[START SUPPLIED RECORDS]

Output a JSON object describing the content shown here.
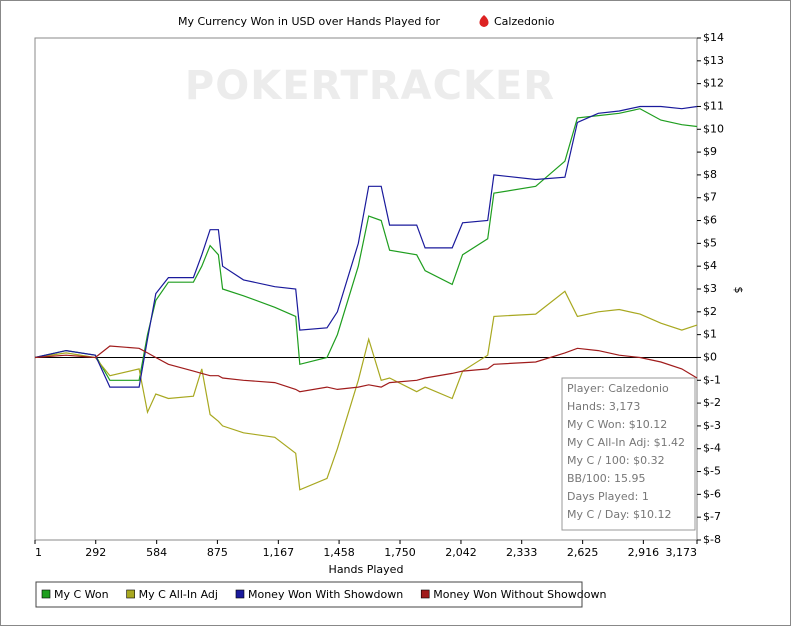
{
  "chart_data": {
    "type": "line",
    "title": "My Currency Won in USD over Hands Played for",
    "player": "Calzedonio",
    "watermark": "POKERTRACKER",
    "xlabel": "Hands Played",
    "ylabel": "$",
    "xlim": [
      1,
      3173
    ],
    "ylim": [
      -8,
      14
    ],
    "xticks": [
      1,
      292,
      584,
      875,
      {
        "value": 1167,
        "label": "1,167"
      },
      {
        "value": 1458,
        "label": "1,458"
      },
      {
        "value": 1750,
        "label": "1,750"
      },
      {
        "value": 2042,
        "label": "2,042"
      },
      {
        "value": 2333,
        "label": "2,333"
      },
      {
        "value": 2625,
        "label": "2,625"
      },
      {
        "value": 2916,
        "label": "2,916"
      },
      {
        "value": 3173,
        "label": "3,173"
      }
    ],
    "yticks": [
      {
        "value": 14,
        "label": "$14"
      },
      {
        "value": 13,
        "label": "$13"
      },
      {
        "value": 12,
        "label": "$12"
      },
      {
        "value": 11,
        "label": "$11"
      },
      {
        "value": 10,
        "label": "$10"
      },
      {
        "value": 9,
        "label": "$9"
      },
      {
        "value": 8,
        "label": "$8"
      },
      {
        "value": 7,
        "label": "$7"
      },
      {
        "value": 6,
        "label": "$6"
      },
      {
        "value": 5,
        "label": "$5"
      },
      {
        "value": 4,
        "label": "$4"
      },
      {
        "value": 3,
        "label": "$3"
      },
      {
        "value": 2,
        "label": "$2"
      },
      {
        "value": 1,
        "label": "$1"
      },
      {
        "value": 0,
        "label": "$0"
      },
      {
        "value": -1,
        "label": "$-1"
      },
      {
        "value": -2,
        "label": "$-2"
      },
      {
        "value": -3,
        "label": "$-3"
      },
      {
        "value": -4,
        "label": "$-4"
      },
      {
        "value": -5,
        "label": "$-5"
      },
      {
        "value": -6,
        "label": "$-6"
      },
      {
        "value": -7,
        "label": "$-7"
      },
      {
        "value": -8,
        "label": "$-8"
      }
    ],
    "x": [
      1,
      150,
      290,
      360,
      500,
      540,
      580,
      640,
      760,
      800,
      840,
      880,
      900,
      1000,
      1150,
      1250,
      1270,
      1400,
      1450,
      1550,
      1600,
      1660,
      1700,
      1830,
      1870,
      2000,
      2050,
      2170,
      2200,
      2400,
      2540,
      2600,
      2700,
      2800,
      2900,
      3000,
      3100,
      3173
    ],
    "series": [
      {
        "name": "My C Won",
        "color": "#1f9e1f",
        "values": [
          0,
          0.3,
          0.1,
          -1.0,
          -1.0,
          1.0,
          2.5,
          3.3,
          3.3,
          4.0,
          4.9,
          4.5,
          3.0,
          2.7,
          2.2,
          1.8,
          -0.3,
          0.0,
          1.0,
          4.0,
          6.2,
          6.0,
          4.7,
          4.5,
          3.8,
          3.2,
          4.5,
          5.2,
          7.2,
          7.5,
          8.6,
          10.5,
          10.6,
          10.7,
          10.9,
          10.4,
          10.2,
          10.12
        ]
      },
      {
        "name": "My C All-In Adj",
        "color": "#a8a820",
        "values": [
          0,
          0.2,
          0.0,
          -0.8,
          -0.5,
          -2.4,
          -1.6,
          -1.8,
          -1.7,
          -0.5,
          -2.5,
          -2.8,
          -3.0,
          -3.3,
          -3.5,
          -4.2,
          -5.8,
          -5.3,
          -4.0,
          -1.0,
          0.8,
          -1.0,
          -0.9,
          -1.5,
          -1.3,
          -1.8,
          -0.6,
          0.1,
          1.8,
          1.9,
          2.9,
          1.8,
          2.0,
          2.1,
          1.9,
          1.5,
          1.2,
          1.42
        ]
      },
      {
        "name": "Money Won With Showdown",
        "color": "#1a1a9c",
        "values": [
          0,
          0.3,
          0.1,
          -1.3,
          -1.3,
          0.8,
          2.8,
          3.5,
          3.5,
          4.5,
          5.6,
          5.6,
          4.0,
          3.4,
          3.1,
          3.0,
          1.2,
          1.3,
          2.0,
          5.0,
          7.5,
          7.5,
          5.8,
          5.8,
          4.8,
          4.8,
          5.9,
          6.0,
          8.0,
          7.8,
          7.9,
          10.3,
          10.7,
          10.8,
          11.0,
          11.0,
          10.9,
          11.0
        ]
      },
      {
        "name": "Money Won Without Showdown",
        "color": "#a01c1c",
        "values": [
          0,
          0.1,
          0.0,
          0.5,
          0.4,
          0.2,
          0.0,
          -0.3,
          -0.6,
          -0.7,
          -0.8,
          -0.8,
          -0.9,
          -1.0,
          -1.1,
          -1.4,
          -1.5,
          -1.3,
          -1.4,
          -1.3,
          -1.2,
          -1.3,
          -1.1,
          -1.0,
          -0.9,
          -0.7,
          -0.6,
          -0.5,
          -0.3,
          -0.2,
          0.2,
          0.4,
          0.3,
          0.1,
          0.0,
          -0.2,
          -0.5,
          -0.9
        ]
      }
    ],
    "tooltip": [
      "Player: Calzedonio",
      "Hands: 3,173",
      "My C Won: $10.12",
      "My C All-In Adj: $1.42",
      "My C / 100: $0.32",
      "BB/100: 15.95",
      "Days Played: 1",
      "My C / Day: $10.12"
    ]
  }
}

[END SUPPLIED RECORDS]
[START SUPPLIED RECORDS]

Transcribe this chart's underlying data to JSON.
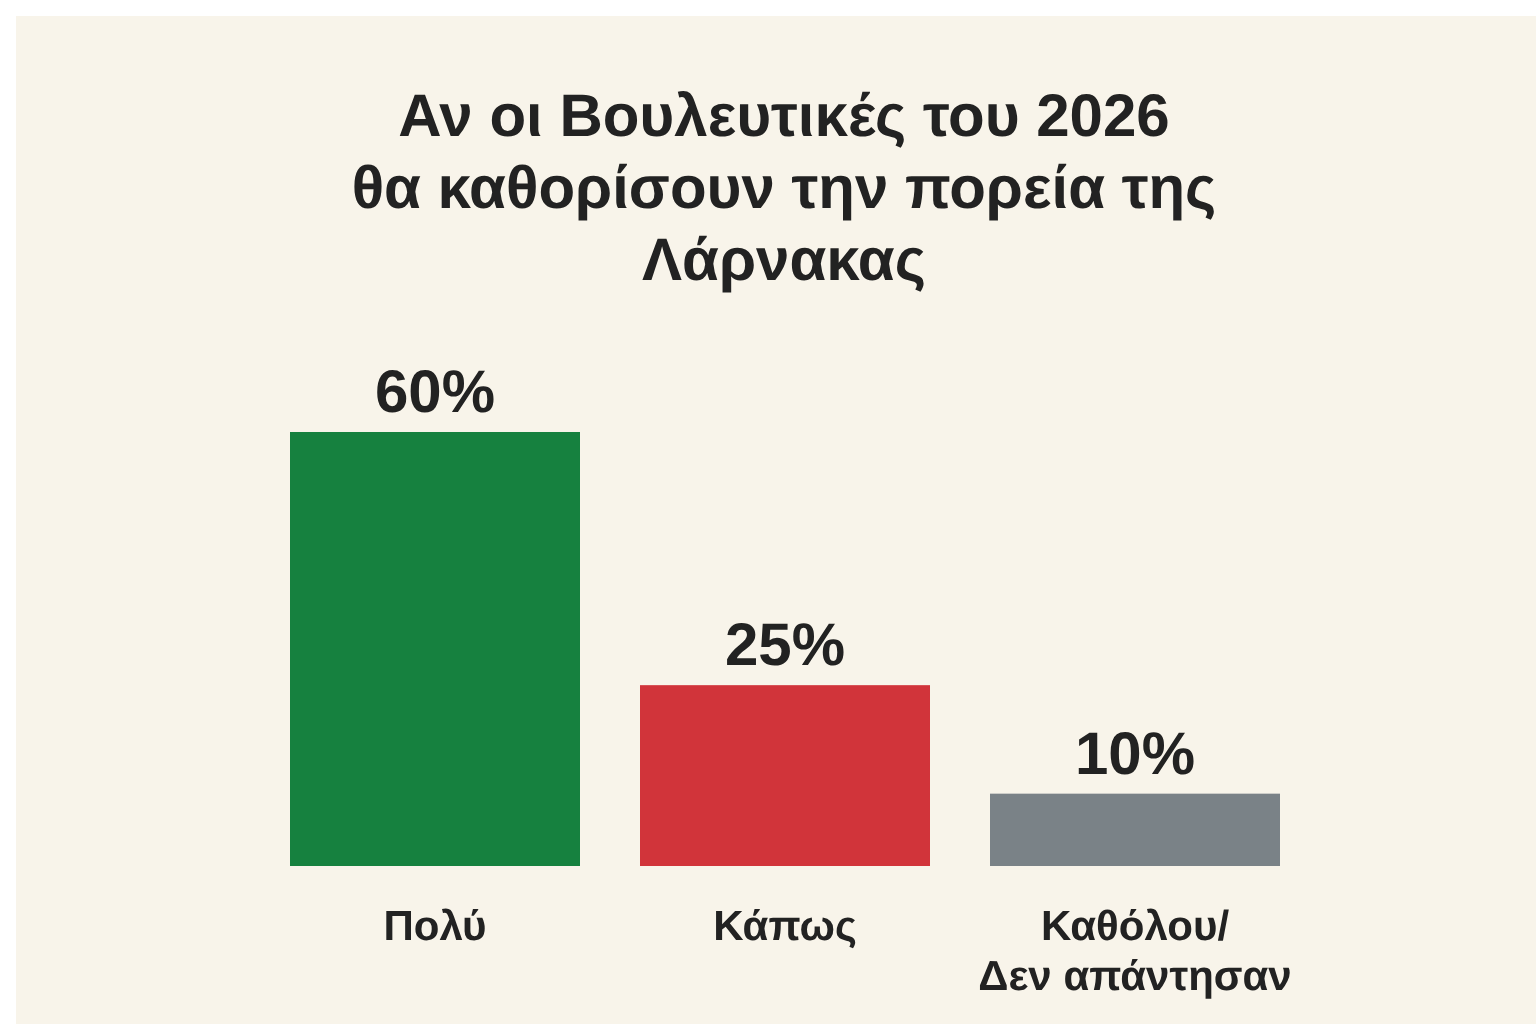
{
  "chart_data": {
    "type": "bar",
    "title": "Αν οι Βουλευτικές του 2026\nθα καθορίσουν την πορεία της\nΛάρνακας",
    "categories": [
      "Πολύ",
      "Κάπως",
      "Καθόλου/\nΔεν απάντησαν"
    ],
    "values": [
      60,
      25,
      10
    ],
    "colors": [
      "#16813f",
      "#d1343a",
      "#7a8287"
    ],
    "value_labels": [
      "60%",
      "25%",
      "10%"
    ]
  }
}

[END SUPPLIED RECORDS]
[START SUPPLIED RECORDS]

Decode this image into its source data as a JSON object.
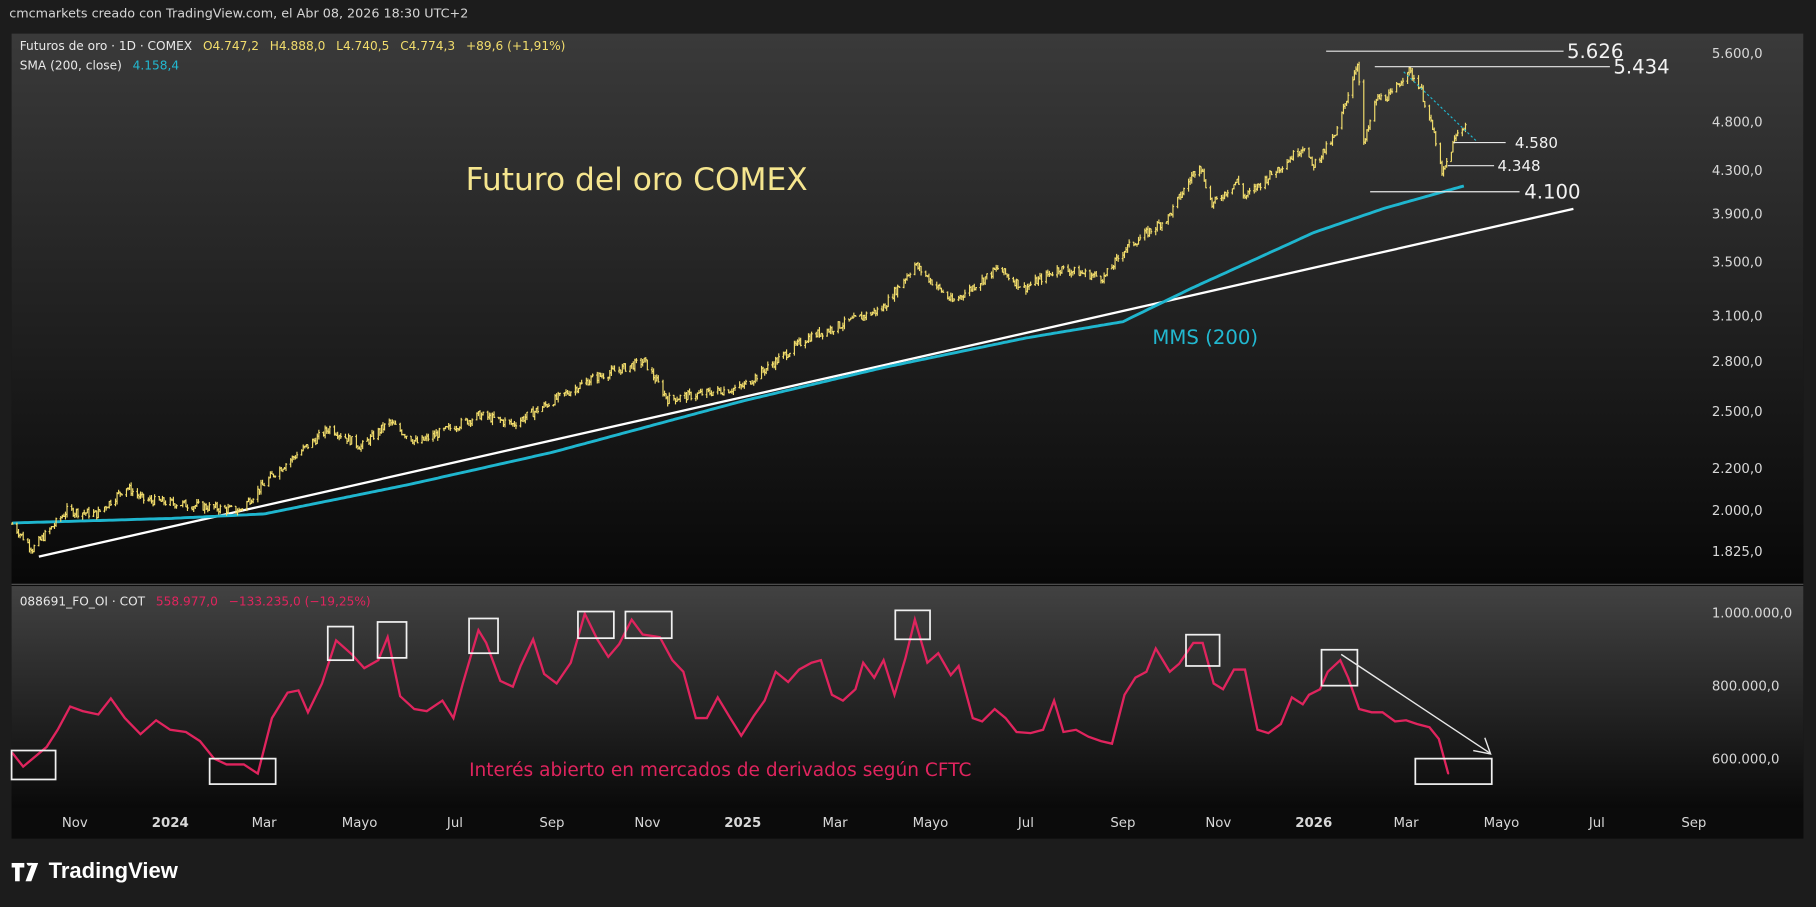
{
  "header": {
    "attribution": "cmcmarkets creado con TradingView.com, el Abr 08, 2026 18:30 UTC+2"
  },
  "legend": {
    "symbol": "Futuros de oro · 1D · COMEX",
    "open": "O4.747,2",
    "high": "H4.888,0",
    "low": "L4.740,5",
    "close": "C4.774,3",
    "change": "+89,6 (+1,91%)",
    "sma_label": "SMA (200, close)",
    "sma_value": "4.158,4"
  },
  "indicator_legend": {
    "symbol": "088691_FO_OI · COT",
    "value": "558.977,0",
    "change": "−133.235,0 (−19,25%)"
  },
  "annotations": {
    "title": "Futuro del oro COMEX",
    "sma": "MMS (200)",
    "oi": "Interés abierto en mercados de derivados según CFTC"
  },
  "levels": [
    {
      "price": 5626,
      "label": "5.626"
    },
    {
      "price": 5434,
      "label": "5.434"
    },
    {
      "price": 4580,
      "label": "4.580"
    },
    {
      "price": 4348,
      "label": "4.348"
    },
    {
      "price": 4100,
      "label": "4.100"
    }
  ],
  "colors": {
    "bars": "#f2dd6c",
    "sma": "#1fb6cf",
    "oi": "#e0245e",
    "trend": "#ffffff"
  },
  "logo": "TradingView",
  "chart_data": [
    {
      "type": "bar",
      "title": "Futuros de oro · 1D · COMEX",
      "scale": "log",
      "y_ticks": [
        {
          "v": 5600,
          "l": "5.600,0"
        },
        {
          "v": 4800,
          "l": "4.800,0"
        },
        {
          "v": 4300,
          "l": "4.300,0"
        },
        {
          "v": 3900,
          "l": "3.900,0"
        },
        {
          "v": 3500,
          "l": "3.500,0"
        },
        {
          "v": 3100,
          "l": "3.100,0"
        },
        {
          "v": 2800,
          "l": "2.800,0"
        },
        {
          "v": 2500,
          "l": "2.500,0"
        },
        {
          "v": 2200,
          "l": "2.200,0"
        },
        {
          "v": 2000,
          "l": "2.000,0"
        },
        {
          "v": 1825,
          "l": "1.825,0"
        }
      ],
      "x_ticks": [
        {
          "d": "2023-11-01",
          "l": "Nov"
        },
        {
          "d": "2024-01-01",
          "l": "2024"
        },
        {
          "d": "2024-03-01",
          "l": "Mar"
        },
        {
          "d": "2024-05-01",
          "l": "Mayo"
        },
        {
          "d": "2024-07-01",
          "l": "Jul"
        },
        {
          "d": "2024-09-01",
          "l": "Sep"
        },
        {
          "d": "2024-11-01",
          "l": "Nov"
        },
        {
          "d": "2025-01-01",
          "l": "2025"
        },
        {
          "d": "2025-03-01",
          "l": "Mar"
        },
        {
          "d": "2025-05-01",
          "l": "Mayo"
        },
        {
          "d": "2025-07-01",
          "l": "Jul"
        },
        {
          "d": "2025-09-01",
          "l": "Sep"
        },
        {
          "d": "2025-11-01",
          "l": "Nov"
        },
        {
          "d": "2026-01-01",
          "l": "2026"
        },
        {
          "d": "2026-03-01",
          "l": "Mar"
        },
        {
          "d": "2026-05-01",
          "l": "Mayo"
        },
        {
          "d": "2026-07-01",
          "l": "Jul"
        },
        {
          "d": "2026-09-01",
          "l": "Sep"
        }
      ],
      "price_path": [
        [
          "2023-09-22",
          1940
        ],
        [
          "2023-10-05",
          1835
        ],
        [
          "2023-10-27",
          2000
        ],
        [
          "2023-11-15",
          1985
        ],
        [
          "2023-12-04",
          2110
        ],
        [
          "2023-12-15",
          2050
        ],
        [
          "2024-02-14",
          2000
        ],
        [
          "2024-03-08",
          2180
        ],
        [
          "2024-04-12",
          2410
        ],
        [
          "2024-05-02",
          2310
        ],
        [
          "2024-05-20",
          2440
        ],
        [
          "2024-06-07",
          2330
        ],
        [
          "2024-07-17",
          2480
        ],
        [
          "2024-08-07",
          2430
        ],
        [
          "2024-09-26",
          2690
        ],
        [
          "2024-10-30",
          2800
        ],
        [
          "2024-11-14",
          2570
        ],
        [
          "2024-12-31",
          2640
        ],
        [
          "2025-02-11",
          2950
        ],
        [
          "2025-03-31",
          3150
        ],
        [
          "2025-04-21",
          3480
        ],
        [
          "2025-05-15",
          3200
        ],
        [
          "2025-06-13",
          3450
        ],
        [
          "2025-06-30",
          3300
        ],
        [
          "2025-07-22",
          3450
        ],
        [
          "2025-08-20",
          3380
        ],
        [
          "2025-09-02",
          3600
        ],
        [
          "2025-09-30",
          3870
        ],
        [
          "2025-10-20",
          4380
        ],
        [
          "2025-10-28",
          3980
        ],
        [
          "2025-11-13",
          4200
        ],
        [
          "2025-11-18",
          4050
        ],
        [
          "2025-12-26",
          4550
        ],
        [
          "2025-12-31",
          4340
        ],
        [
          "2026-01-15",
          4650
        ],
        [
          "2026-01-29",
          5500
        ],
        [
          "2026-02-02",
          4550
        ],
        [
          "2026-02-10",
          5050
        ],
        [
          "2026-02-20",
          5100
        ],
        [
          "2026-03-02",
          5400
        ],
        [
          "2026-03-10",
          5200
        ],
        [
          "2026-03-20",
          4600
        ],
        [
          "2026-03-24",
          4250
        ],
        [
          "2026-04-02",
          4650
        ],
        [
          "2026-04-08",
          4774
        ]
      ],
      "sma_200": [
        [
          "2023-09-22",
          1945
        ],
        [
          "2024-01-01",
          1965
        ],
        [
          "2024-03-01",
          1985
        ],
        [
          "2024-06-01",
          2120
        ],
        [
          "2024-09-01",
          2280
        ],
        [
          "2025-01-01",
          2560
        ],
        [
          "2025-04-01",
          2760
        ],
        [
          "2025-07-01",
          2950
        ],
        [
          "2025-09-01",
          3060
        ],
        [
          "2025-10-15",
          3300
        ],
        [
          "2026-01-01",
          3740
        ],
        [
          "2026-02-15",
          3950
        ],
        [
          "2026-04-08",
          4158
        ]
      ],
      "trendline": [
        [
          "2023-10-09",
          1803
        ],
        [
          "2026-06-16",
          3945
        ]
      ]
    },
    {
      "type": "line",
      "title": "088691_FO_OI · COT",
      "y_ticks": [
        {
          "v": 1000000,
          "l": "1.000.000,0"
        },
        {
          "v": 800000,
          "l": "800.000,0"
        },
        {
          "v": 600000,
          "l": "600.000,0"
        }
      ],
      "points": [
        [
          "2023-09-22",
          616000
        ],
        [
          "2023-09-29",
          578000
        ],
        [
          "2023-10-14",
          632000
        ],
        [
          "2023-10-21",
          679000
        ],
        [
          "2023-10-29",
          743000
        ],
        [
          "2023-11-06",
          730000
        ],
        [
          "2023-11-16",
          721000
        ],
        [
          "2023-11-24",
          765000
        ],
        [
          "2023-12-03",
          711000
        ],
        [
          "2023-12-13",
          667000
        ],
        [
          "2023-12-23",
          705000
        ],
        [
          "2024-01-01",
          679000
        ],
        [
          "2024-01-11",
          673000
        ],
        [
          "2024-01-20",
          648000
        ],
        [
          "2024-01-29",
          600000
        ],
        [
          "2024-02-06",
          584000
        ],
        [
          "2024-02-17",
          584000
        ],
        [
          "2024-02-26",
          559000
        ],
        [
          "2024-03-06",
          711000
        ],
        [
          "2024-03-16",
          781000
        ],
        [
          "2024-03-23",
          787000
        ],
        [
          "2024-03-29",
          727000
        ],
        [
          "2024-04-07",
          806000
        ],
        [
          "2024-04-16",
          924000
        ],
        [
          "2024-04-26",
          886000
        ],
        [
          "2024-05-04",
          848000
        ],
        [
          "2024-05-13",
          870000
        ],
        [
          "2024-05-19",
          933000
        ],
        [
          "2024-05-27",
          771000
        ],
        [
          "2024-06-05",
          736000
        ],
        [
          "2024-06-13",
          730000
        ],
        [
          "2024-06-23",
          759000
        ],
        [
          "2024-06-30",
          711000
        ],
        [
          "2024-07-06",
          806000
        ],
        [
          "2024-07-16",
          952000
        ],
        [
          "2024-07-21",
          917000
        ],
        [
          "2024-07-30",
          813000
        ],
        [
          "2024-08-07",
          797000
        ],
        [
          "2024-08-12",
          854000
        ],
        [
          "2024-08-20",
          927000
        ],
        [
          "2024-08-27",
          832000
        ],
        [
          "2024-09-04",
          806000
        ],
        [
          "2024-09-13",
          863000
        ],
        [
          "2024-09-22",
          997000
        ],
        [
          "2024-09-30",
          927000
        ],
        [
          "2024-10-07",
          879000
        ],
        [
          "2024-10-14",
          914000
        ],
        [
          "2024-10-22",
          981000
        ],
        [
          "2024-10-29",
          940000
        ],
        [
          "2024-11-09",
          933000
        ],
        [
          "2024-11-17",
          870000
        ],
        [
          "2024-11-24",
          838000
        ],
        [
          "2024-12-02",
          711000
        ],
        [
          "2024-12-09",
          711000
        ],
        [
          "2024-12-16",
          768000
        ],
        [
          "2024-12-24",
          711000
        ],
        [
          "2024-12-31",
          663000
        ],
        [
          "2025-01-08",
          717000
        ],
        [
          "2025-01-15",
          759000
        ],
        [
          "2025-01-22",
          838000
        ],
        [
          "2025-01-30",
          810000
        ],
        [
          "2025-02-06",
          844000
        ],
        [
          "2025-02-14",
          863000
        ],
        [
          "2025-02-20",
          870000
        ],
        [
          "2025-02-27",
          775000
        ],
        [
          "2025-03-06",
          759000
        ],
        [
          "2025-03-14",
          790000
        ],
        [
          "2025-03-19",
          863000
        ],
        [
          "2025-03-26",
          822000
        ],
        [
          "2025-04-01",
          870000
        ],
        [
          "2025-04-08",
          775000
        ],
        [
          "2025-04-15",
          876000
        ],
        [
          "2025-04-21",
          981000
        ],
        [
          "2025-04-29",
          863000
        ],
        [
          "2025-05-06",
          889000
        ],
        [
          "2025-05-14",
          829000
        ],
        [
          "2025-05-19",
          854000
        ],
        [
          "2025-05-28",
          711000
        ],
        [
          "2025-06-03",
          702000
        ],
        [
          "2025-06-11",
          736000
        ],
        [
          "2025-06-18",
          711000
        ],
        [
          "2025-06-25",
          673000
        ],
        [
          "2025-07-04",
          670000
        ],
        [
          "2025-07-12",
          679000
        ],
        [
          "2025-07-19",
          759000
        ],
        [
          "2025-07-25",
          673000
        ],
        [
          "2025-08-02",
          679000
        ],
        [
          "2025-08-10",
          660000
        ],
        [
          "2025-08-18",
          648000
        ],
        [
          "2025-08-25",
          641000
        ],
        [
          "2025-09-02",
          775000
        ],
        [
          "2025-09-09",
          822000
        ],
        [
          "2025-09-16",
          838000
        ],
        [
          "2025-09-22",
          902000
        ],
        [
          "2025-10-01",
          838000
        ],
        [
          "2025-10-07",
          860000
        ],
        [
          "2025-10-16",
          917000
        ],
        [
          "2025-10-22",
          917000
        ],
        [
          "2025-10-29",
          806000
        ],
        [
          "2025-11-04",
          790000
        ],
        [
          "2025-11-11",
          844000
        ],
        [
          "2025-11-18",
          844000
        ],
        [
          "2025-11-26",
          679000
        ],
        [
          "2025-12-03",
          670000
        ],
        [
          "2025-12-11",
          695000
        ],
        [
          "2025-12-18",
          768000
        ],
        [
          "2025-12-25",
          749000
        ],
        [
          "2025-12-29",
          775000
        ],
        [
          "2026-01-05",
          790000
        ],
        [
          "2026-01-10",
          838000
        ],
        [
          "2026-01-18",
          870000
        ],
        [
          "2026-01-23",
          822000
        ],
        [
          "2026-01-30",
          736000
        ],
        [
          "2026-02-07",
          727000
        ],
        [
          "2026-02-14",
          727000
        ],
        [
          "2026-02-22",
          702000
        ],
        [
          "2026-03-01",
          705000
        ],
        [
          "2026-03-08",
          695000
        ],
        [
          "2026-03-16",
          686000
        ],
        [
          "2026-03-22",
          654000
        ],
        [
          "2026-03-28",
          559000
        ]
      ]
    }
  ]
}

[END SUPPLIED RECORDS]

■ **DIRECTIVE**: Gather every line containing the word "COMEX" and copy it.

■ **WRITTEN RESPONSE**:
    "symbol": "Futuros de oro · 1D · COMEX",
    "title": "Futuro del oro COMEX",
      "title": "Futuros de oro · 1D · COMEX",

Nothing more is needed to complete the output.